WORK REQUIRED »
Every line that contains "icon" counts once; give the total number of such lines, with no other words.

INPUT DATA »
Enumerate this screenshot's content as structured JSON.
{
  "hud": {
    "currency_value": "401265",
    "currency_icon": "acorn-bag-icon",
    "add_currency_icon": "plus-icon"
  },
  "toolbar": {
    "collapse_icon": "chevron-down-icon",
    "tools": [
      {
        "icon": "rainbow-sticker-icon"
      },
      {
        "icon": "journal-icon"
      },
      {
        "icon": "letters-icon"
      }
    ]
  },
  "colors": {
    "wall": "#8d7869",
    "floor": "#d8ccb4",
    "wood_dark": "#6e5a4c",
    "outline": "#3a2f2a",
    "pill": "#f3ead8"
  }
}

EXPECTED ANSWER »
6